Menuju konten utama

Indikasi-Indikasi Oligopoli Kartel di Balik Mahalnya Tiket Pesawat

YLKI menduga mahalnya tiket pesawat disinyalir buah dari persekongkolan pelaku industri penerbangan nasional yang mengarah ke oligopoli.

Indikasi-Indikasi Oligopoli Kartel di Balik Mahalnya Tiket Pesawat
ILUSTRASI. Sebuah pesawat udara terbang melintas di atas jalan raya saat bersiap mendarat di Bandara Internasional I Gusti Ngurah Rai, Denpasar, Bali, Senin (14/1/2019). ANTARA FOTO/Nyoman Hendra Wibowo.

+ + + + +

◆ Ketentuan Tugas ◆
Tolong sebutkan semua nama tempat yang tercantum dalam keterangan foto pada teks tentang tiket pesawat di atas.

+ + + + +

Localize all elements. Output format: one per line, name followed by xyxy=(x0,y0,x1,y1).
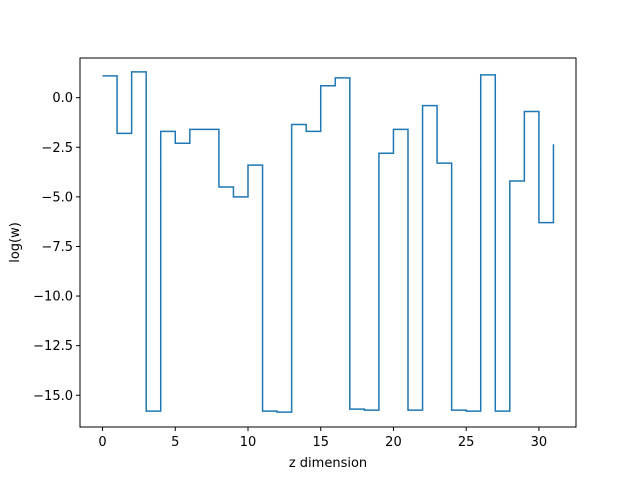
y-axis: 0.0 −2.5 −5.0 −7.5 −10.0 −12.5 −15.0 xyxy=(33,91,80,404)
x-tick-label: 20 xyxy=(385,435,402,450)
x-tick-label: 10 xyxy=(240,435,257,450)
y-tick-label: −15.0 xyxy=(33,389,73,404)
x-tick-label: 30 xyxy=(531,435,548,450)
series-layer xyxy=(102,71,555,413)
y-tick-label: −2.5 xyxy=(41,141,73,156)
series-line-0 xyxy=(102,71,555,413)
x-tick-label: 25 xyxy=(458,435,475,450)
y-tick-label: 0.0 xyxy=(52,91,73,106)
y-tick-label: −10.0 xyxy=(33,290,73,305)
y-axis-label: log(w) xyxy=(8,222,23,263)
plot-frame xyxy=(79,57,577,428)
x-tick-label: 15 xyxy=(312,435,329,450)
y-tick-label: −12.5 xyxy=(33,339,73,354)
y-tick-label: −5.0 xyxy=(41,190,73,205)
y-tick-label: −7.5 xyxy=(41,240,73,255)
x-tick-label: 0 xyxy=(98,435,106,450)
x-axis: 0 5 10 15 20 25 30 xyxy=(98,427,547,450)
x-tick-label: 5 xyxy=(171,435,179,450)
x-axis-label: z dimension xyxy=(289,456,367,471)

+ + + + +

◆ Hasil Tugas ◆
- Bandara Internasional I Gusti Ngurah Rai
- Denpasar
- Bali